Quote the listing in full, exactly as given, minus any pictures.

Items from a dataset:
--------------------

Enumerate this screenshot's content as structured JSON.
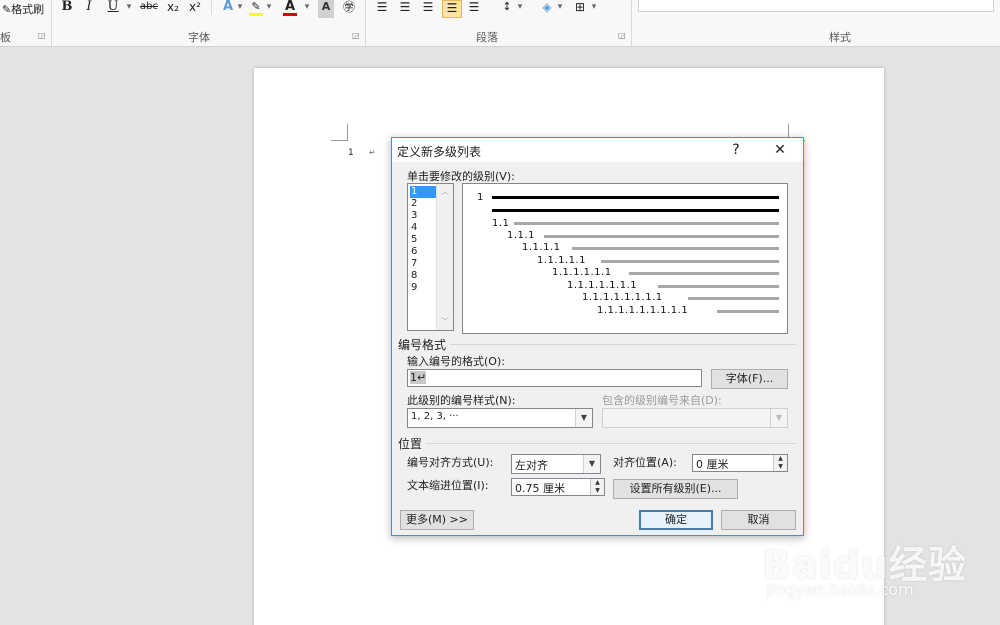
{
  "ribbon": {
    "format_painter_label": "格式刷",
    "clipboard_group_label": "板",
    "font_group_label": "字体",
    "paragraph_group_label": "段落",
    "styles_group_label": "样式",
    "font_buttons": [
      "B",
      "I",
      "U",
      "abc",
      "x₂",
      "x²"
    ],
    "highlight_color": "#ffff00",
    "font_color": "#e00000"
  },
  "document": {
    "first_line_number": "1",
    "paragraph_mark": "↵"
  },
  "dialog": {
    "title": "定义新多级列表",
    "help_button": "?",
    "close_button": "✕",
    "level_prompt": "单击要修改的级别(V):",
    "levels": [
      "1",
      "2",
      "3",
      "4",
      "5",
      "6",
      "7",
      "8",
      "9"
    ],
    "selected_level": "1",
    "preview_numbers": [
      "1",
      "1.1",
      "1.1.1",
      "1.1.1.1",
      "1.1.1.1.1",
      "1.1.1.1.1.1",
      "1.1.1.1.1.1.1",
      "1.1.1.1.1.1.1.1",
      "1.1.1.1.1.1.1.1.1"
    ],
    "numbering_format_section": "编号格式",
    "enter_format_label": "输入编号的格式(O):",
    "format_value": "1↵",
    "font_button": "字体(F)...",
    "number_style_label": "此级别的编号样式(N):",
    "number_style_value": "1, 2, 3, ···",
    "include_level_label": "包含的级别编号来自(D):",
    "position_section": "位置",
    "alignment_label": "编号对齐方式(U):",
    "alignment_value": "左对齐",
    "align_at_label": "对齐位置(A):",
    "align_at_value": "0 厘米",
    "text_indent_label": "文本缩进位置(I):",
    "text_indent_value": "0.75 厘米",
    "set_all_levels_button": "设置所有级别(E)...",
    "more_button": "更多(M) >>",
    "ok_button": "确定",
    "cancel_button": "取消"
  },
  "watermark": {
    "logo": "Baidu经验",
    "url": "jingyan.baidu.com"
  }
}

--------------------

### Exercise output
Enumerate this screenshot's content as structured JSON.
{
  "ribbon": {
    "format_painter_label": "格式刷",
    "clipboard_group_label": "板",
    "font_group_label": "字体",
    "paragraph_group_label": "段落",
    "styles_group_label": "样式",
    "font_buttons": [
      "B",
      "I",
      "U",
      "abc",
      "x₂",
      "x²"
    ],
    "highlight_color": "#ffff00",
    "font_color": "#e00000"
  },
  "document": {
    "first_line_number": "1",
    "paragraph_mark": "↵"
  },
  "dialog": {
    "title": "定义新多级列表",
    "help_button": "?",
    "close_button": "✕",
    "level_prompt": "单击要修改的级别(V):",
    "levels": [
      "1",
      "2",
      "3",
      "4",
      "5",
      "6",
      "7",
      "8",
      "9"
    ],
    "selected_level": "1",
    "preview_numbers": [
      "1",
      "1.1",
      "1.1.1",
      "1.1.1.1",
      "1.1.1.1.1",
      "1.1.1.1.1.1",
      "1.1.1.1.1.1.1",
      "1.1.1.1.1.1.1.1",
      "1.1.1.1.1.1.1.1.1"
    ],
    "numbering_format_section": "编号格式",
    "enter_format_label": "输入编号的格式(O):",
    "format_value": "1↵",
    "font_button": "字体(F)...",
    "number_style_label": "此级别的编号样式(N):",
    "number_style_value": "1, 2, 3, ···",
    "include_level_label": "包含的级别编号来自(D):",
    "position_section": "位置",
    "alignment_label": "编号对齐方式(U):",
    "alignment_value": "左对齐",
    "align_at_label": "对齐位置(A):",
    "align_at_value": "0 厘米",
    "text_indent_label": "文本缩进位置(I):",
    "text_indent_value": "0.75 厘米",
    "set_all_levels_button": "设置所有级别(E)...",
    "more_button": "更多(M) >>",
    "ok_button": "确定",
    "cancel_button": "取消"
  },
  "watermark": {
    "logo": "Baidu经验",
    "url": "jingyan.baidu.com"
  }
}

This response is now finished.